▸ PARTS OF THE EXERCISE:
1. From the passage below on Russell, Burnham and the atomic standoff, return verbatim the part that opens with the words containing "Bertrand Russell and" and closes with "have been uncertain.".
2. Carry the passage below on preventive war and the Cold War superpowers further, starting right after its last sentence.

▸ READING PASSAGE:
Bertrand Russell and James Burnham advocated the only way out of this logjam: a threat of preventive war against the Soviet Union, to keep the atom bomb from spreading beyond its initial unipolar home in America. To improve chances of success and broaden the bases for this policy, they advocated a Union of the free countries of Europe with America, as a nucleus of world order which might expand and bring in other countries as they became free and modernized. Even then the outcome would have been uncertain.

By the 1960s, far less seemed possible. To be sure, the Maoist regime in China accused the two superpowers of conducting a Strachey-style global "condominium" or "co-imperium", but it was in a sense attributing too much rationality to them. Similarly, in the 1940s the Soviets accused America of following Russell's and Burnham's policy; they were attributing to America what they assumed any rational power would do.

▸ SUPPLIED MATERIAL:
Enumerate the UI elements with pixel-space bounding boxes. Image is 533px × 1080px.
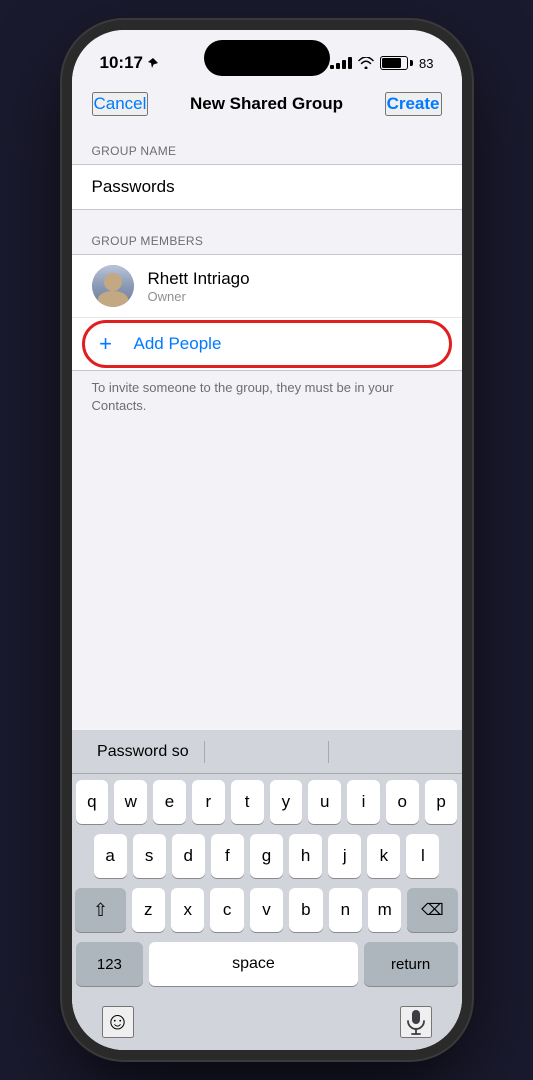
keyboard-area: Password so q w e r t y u i o p	[72, 730, 462, 1050]
key-i[interactable]: i	[347, 780, 380, 824]
member-info: Rhett Intriago Owner	[148, 269, 442, 304]
battery-level: 83	[419, 56, 433, 71]
avatar	[92, 265, 134, 307]
key-k[interactable]: k	[367, 834, 400, 878]
key-r[interactable]: r	[192, 780, 225, 824]
backspace-key[interactable]: ⌫	[407, 888, 457, 932]
members-card: Rhett Intriago Owner + Add People	[72, 254, 462, 371]
emoji-button[interactable]: ☺	[102, 1006, 134, 1038]
numbers-key[interactable]: 123	[76, 942, 144, 986]
key-q[interactable]: q	[76, 780, 109, 824]
cancel-button[interactable]: Cancel	[92, 92, 149, 116]
key-l[interactable]: l	[406, 834, 439, 878]
phone-frame: 10:17	[72, 30, 462, 1050]
bottom-bar: ☺	[72, 1000, 462, 1050]
key-b[interactable]: b	[289, 888, 322, 932]
key-p[interactable]: p	[425, 780, 458, 824]
key-m[interactable]: m	[368, 888, 401, 932]
time-display: 10:17	[100, 53, 143, 73]
navigation-bar: Cancel New Shared Group Create	[72, 84, 462, 128]
content-area: GROUP NAME GROUP MEMBERS Rhett Intriago …	[72, 128, 462, 427]
location-icon	[147, 57, 159, 69]
key-y[interactable]: y	[270, 780, 303, 824]
keyboard-row-1: q w e r t y u i o p	[76, 780, 458, 824]
group-name-container	[72, 164, 462, 210]
key-j[interactable]: j	[328, 834, 361, 878]
group-name-label: GROUP NAME	[72, 128, 462, 164]
key-f[interactable]: f	[211, 834, 244, 878]
member-name: Rhett Intriago	[148, 269, 442, 289]
plus-icon: +	[92, 330, 120, 358]
key-w[interactable]: w	[114, 780, 147, 824]
autocomplete-suggestion-2[interactable]	[205, 748, 328, 756]
status-icons: 83	[330, 56, 433, 71]
key-x[interactable]: x	[171, 888, 204, 932]
nav-title: New Shared Group	[190, 94, 343, 114]
key-d[interactable]: d	[172, 834, 205, 878]
shift-key[interactable]: ⇧	[75, 888, 125, 932]
group-members-label: GROUP MEMBERS	[72, 218, 462, 254]
keyboard-row-3: ⇧ z x c v b n m ⌫	[76, 888, 458, 932]
invite-hint: To invite someone to the group, they mus…	[72, 371, 462, 427]
key-c[interactable]: c	[210, 888, 243, 932]
key-g[interactable]: g	[250, 834, 283, 878]
return-key[interactable]: return	[364, 942, 458, 986]
keyboard-row-4: 123 space return	[76, 942, 458, 986]
microphone-icon	[406, 1009, 426, 1035]
add-people-row[interactable]: + Add People	[72, 318, 462, 370]
suggestion-text-1: Password so	[97, 743, 189, 760]
keyboard: q w e r t y u i o p a s d f g h j k	[72, 774, 462, 1000]
space-key[interactable]: space	[149, 942, 357, 986]
status-time: 10:17	[100, 53, 159, 73]
members-section: GROUP MEMBERS Rhett Intriago Owner +	[72, 218, 462, 427]
microphone-button[interactable]	[400, 1006, 432, 1038]
signal-icon	[330, 57, 352, 69]
key-h[interactable]: h	[289, 834, 322, 878]
key-n[interactable]: n	[329, 888, 362, 932]
key-s[interactable]: s	[133, 834, 166, 878]
create-button[interactable]: Create	[385, 92, 442, 116]
key-u[interactable]: u	[308, 780, 341, 824]
member-role: Owner	[148, 289, 442, 304]
wifi-icon	[358, 57, 374, 69]
group-name-input[interactable]	[72, 165, 462, 209]
key-a[interactable]: a	[94, 834, 127, 878]
autocomplete-bar: Password so	[72, 730, 462, 774]
add-people-label[interactable]: Add People	[134, 334, 222, 354]
member-row: Rhett Intriago Owner	[72, 255, 462, 318]
key-o[interactable]: o	[386, 780, 419, 824]
battery-icon	[380, 56, 413, 70]
autocomplete-suggestion-3[interactable]	[329, 748, 452, 756]
dynamic-island	[204, 40, 330, 76]
key-t[interactable]: t	[231, 780, 264, 824]
keyboard-row-2: a s d f g h j k l	[76, 834, 458, 878]
key-v[interactable]: v	[250, 888, 283, 932]
key-e[interactable]: e	[153, 780, 186, 824]
key-z[interactable]: z	[132, 888, 165, 932]
autocomplete-suggestion-1[interactable]: Password so	[82, 739, 205, 765]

▸ TASK RESULTS:
1.
Bertrand Russell and James Burnham advocated the only way out of this logjam: a threat of preventive war against the Soviet Union, to keep the atom bomb from spreading beyond its initial unipolar home in America. To improve chances of success and broaden the bases for this policy, they advocated a Union of the free countries of Europe with America, as a nucleus of world order which might expand and bring in other countries as they became free and modernized. Even then the outcome would have been uncertain.

2.
Of course, it would have been a risky, heroic form of rationality to follow a policy of preventive war against a great power. In the 1940s, it would have required not just nerves of steel, but, as Burnham and Russell explained, a huge effort at expanding the base of action by constructing a political union on the Atlantic level. America, with half of the world's functioning economy and a nuclear monopoly, could have probably built such a union had it wished, but it would have been no small effort, and the unipolar strength of America, while then temporary, created an illusion of lack of need. In the 1960s, it would have required an even more daring effort: to build a quasi-Union, with a reliable joint policy-and-enforcement structure, across the Communism-democracy divide. Arguably that task was impossible.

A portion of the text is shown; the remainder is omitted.